EXERCISE TASK: Identify all lines in the listing that include the word "this", and copy them out.

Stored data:
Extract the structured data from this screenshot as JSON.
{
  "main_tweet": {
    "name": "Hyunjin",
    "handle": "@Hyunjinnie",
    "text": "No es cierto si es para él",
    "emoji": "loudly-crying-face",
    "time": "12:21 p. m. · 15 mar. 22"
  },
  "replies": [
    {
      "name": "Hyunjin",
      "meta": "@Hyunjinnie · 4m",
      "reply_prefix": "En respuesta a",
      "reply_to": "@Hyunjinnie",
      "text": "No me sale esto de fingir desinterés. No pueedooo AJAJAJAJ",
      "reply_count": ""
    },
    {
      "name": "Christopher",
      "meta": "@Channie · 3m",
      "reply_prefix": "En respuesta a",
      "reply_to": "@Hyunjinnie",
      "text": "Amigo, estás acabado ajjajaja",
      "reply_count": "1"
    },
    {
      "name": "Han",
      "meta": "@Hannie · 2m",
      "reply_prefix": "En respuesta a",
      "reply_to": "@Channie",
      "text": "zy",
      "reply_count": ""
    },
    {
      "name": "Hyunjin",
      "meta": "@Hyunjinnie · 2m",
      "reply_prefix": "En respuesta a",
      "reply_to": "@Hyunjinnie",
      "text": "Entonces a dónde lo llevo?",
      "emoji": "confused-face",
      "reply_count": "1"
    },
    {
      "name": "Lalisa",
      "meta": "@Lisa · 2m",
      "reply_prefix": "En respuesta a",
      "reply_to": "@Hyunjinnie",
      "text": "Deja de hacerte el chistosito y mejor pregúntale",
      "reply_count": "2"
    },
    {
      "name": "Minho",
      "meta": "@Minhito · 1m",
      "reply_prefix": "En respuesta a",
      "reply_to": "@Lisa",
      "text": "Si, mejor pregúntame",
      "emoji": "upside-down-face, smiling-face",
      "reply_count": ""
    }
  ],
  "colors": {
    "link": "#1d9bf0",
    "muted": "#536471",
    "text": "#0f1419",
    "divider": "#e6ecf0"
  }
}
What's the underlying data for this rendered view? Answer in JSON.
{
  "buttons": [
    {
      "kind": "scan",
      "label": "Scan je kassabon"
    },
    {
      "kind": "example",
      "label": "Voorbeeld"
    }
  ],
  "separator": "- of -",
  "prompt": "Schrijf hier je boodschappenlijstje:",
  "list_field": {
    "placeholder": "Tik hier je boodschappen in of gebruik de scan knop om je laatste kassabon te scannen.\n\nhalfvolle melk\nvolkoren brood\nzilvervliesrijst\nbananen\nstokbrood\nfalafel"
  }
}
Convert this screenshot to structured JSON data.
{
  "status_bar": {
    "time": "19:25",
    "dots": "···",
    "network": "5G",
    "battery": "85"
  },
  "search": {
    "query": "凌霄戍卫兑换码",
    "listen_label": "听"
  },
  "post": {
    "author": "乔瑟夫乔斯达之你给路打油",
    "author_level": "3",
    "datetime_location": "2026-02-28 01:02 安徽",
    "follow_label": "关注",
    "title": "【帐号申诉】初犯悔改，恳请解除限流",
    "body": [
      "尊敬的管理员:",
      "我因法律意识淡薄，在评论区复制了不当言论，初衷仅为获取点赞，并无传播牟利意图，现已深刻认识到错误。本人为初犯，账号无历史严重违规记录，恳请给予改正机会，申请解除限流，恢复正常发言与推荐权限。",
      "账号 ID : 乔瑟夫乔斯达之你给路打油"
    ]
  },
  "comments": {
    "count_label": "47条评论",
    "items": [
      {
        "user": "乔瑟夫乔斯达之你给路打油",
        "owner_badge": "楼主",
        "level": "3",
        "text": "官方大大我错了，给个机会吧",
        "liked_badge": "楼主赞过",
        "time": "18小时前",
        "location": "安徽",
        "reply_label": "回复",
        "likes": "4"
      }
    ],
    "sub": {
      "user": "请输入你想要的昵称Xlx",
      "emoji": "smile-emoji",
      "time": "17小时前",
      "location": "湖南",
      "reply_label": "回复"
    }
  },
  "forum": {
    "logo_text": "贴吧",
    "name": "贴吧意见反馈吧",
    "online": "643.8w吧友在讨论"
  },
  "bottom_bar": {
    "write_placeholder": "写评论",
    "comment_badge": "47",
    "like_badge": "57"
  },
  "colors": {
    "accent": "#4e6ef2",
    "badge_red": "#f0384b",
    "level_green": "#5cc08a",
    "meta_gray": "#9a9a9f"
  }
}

SOLVED PROBLEM:
Extract the structured data from this screenshot as JSON.
What's the underlying data for this rendered view? Answer in JSON.
Convert this screenshot to structured JSON data.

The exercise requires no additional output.